### Task directions
Transcribe the records exactly. Pictures do not belong in the transcription.

Stored data:

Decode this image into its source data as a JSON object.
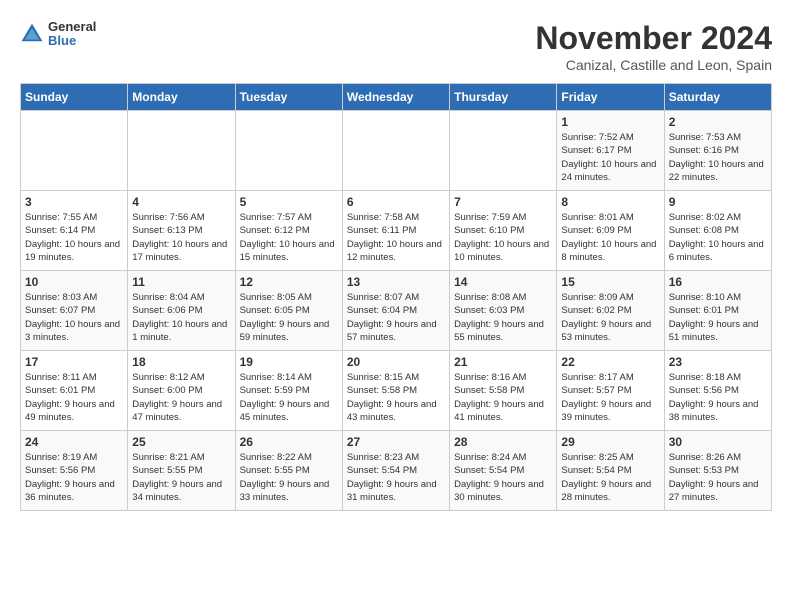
{
  "header": {
    "logo_general": "General",
    "logo_blue": "Blue",
    "month_title": "November 2024",
    "subtitle": "Canizal, Castille and Leon, Spain"
  },
  "days_of_week": [
    "Sunday",
    "Monday",
    "Tuesday",
    "Wednesday",
    "Thursday",
    "Friday",
    "Saturday"
  ],
  "weeks": [
    [
      {
        "day": "",
        "info": ""
      },
      {
        "day": "",
        "info": ""
      },
      {
        "day": "",
        "info": ""
      },
      {
        "day": "",
        "info": ""
      },
      {
        "day": "",
        "info": ""
      },
      {
        "day": "1",
        "info": "Sunrise: 7:52 AM\nSunset: 6:17 PM\nDaylight: 10 hours and 24 minutes."
      },
      {
        "day": "2",
        "info": "Sunrise: 7:53 AM\nSunset: 6:16 PM\nDaylight: 10 hours and 22 minutes."
      }
    ],
    [
      {
        "day": "3",
        "info": "Sunrise: 7:55 AM\nSunset: 6:14 PM\nDaylight: 10 hours and 19 minutes."
      },
      {
        "day": "4",
        "info": "Sunrise: 7:56 AM\nSunset: 6:13 PM\nDaylight: 10 hours and 17 minutes."
      },
      {
        "day": "5",
        "info": "Sunrise: 7:57 AM\nSunset: 6:12 PM\nDaylight: 10 hours and 15 minutes."
      },
      {
        "day": "6",
        "info": "Sunrise: 7:58 AM\nSunset: 6:11 PM\nDaylight: 10 hours and 12 minutes."
      },
      {
        "day": "7",
        "info": "Sunrise: 7:59 AM\nSunset: 6:10 PM\nDaylight: 10 hours and 10 minutes."
      },
      {
        "day": "8",
        "info": "Sunrise: 8:01 AM\nSunset: 6:09 PM\nDaylight: 10 hours and 8 minutes."
      },
      {
        "day": "9",
        "info": "Sunrise: 8:02 AM\nSunset: 6:08 PM\nDaylight: 10 hours and 6 minutes."
      }
    ],
    [
      {
        "day": "10",
        "info": "Sunrise: 8:03 AM\nSunset: 6:07 PM\nDaylight: 10 hours and 3 minutes."
      },
      {
        "day": "11",
        "info": "Sunrise: 8:04 AM\nSunset: 6:06 PM\nDaylight: 10 hours and 1 minute."
      },
      {
        "day": "12",
        "info": "Sunrise: 8:05 AM\nSunset: 6:05 PM\nDaylight: 9 hours and 59 minutes."
      },
      {
        "day": "13",
        "info": "Sunrise: 8:07 AM\nSunset: 6:04 PM\nDaylight: 9 hours and 57 minutes."
      },
      {
        "day": "14",
        "info": "Sunrise: 8:08 AM\nSunset: 6:03 PM\nDaylight: 9 hours and 55 minutes."
      },
      {
        "day": "15",
        "info": "Sunrise: 8:09 AM\nSunset: 6:02 PM\nDaylight: 9 hours and 53 minutes."
      },
      {
        "day": "16",
        "info": "Sunrise: 8:10 AM\nSunset: 6:01 PM\nDaylight: 9 hours and 51 minutes."
      }
    ],
    [
      {
        "day": "17",
        "info": "Sunrise: 8:11 AM\nSunset: 6:01 PM\nDaylight: 9 hours and 49 minutes."
      },
      {
        "day": "18",
        "info": "Sunrise: 8:12 AM\nSunset: 6:00 PM\nDaylight: 9 hours and 47 minutes."
      },
      {
        "day": "19",
        "info": "Sunrise: 8:14 AM\nSunset: 5:59 PM\nDaylight: 9 hours and 45 minutes."
      },
      {
        "day": "20",
        "info": "Sunrise: 8:15 AM\nSunset: 5:58 PM\nDaylight: 9 hours and 43 minutes."
      },
      {
        "day": "21",
        "info": "Sunrise: 8:16 AM\nSunset: 5:58 PM\nDaylight: 9 hours and 41 minutes."
      },
      {
        "day": "22",
        "info": "Sunrise: 8:17 AM\nSunset: 5:57 PM\nDaylight: 9 hours and 39 minutes."
      },
      {
        "day": "23",
        "info": "Sunrise: 8:18 AM\nSunset: 5:56 PM\nDaylight: 9 hours and 38 minutes."
      }
    ],
    [
      {
        "day": "24",
        "info": "Sunrise: 8:19 AM\nSunset: 5:56 PM\nDaylight: 9 hours and 36 minutes."
      },
      {
        "day": "25",
        "info": "Sunrise: 8:21 AM\nSunset: 5:55 PM\nDaylight: 9 hours and 34 minutes."
      },
      {
        "day": "26",
        "info": "Sunrise: 8:22 AM\nSunset: 5:55 PM\nDaylight: 9 hours and 33 minutes."
      },
      {
        "day": "27",
        "info": "Sunrise: 8:23 AM\nSunset: 5:54 PM\nDaylight: 9 hours and 31 minutes."
      },
      {
        "day": "28",
        "info": "Sunrise: 8:24 AM\nSunset: 5:54 PM\nDaylight: 9 hours and 30 minutes."
      },
      {
        "day": "29",
        "info": "Sunrise: 8:25 AM\nSunset: 5:54 PM\nDaylight: 9 hours and 28 minutes."
      },
      {
        "day": "30",
        "info": "Sunrise: 8:26 AM\nSunset: 5:53 PM\nDaylight: 9 hours and 27 minutes."
      }
    ]
  ]
}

### Task response
Decode this image into its source data as a JSON object.
{
  "header": {
    "logo_general": "General",
    "logo_blue": "Blue",
    "month_title": "November 2024",
    "subtitle": "Canizal, Castille and Leon, Spain"
  },
  "days_of_week": [
    "Sunday",
    "Monday",
    "Tuesday",
    "Wednesday",
    "Thursday",
    "Friday",
    "Saturday"
  ],
  "weeks": [
    [
      {
        "day": "",
        "info": ""
      },
      {
        "day": "",
        "info": ""
      },
      {
        "day": "",
        "info": ""
      },
      {
        "day": "",
        "info": ""
      },
      {
        "day": "",
        "info": ""
      },
      {
        "day": "1",
        "info": "Sunrise: 7:52 AM\nSunset: 6:17 PM\nDaylight: 10 hours and 24 minutes."
      },
      {
        "day": "2",
        "info": "Sunrise: 7:53 AM\nSunset: 6:16 PM\nDaylight: 10 hours and 22 minutes."
      }
    ],
    [
      {
        "day": "3",
        "info": "Sunrise: 7:55 AM\nSunset: 6:14 PM\nDaylight: 10 hours and 19 minutes."
      },
      {
        "day": "4",
        "info": "Sunrise: 7:56 AM\nSunset: 6:13 PM\nDaylight: 10 hours and 17 minutes."
      },
      {
        "day": "5",
        "info": "Sunrise: 7:57 AM\nSunset: 6:12 PM\nDaylight: 10 hours and 15 minutes."
      },
      {
        "day": "6",
        "info": "Sunrise: 7:58 AM\nSunset: 6:11 PM\nDaylight: 10 hours and 12 minutes."
      },
      {
        "day": "7",
        "info": "Sunrise: 7:59 AM\nSunset: 6:10 PM\nDaylight: 10 hours and 10 minutes."
      },
      {
        "day": "8",
        "info": "Sunrise: 8:01 AM\nSunset: 6:09 PM\nDaylight: 10 hours and 8 minutes."
      },
      {
        "day": "9",
        "info": "Sunrise: 8:02 AM\nSunset: 6:08 PM\nDaylight: 10 hours and 6 minutes."
      }
    ],
    [
      {
        "day": "10",
        "info": "Sunrise: 8:03 AM\nSunset: 6:07 PM\nDaylight: 10 hours and 3 minutes."
      },
      {
        "day": "11",
        "info": "Sunrise: 8:04 AM\nSunset: 6:06 PM\nDaylight: 10 hours and 1 minute."
      },
      {
        "day": "12",
        "info": "Sunrise: 8:05 AM\nSunset: 6:05 PM\nDaylight: 9 hours and 59 minutes."
      },
      {
        "day": "13",
        "info": "Sunrise: 8:07 AM\nSunset: 6:04 PM\nDaylight: 9 hours and 57 minutes."
      },
      {
        "day": "14",
        "info": "Sunrise: 8:08 AM\nSunset: 6:03 PM\nDaylight: 9 hours and 55 minutes."
      },
      {
        "day": "15",
        "info": "Sunrise: 8:09 AM\nSunset: 6:02 PM\nDaylight: 9 hours and 53 minutes."
      },
      {
        "day": "16",
        "info": "Sunrise: 8:10 AM\nSunset: 6:01 PM\nDaylight: 9 hours and 51 minutes."
      }
    ],
    [
      {
        "day": "17",
        "info": "Sunrise: 8:11 AM\nSunset: 6:01 PM\nDaylight: 9 hours and 49 minutes."
      },
      {
        "day": "18",
        "info": "Sunrise: 8:12 AM\nSunset: 6:00 PM\nDaylight: 9 hours and 47 minutes."
      },
      {
        "day": "19",
        "info": "Sunrise: 8:14 AM\nSunset: 5:59 PM\nDaylight: 9 hours and 45 minutes."
      },
      {
        "day": "20",
        "info": "Sunrise: 8:15 AM\nSunset: 5:58 PM\nDaylight: 9 hours and 43 minutes."
      },
      {
        "day": "21",
        "info": "Sunrise: 8:16 AM\nSunset: 5:58 PM\nDaylight: 9 hours and 41 minutes."
      },
      {
        "day": "22",
        "info": "Sunrise: 8:17 AM\nSunset: 5:57 PM\nDaylight: 9 hours and 39 minutes."
      },
      {
        "day": "23",
        "info": "Sunrise: 8:18 AM\nSunset: 5:56 PM\nDaylight: 9 hours and 38 minutes."
      }
    ],
    [
      {
        "day": "24",
        "info": "Sunrise: 8:19 AM\nSunset: 5:56 PM\nDaylight: 9 hours and 36 minutes."
      },
      {
        "day": "25",
        "info": "Sunrise: 8:21 AM\nSunset: 5:55 PM\nDaylight: 9 hours and 34 minutes."
      },
      {
        "day": "26",
        "info": "Sunrise: 8:22 AM\nSunset: 5:55 PM\nDaylight: 9 hours and 33 minutes."
      },
      {
        "day": "27",
        "info": "Sunrise: 8:23 AM\nSunset: 5:54 PM\nDaylight: 9 hours and 31 minutes."
      },
      {
        "day": "28",
        "info": "Sunrise: 8:24 AM\nSunset: 5:54 PM\nDaylight: 9 hours and 30 minutes."
      },
      {
        "day": "29",
        "info": "Sunrise: 8:25 AM\nSunset: 5:54 PM\nDaylight: 9 hours and 28 minutes."
      },
      {
        "day": "30",
        "info": "Sunrise: 8:26 AM\nSunset: 5:53 PM\nDaylight: 9 hours and 27 minutes."
      }
    ]
  ]
}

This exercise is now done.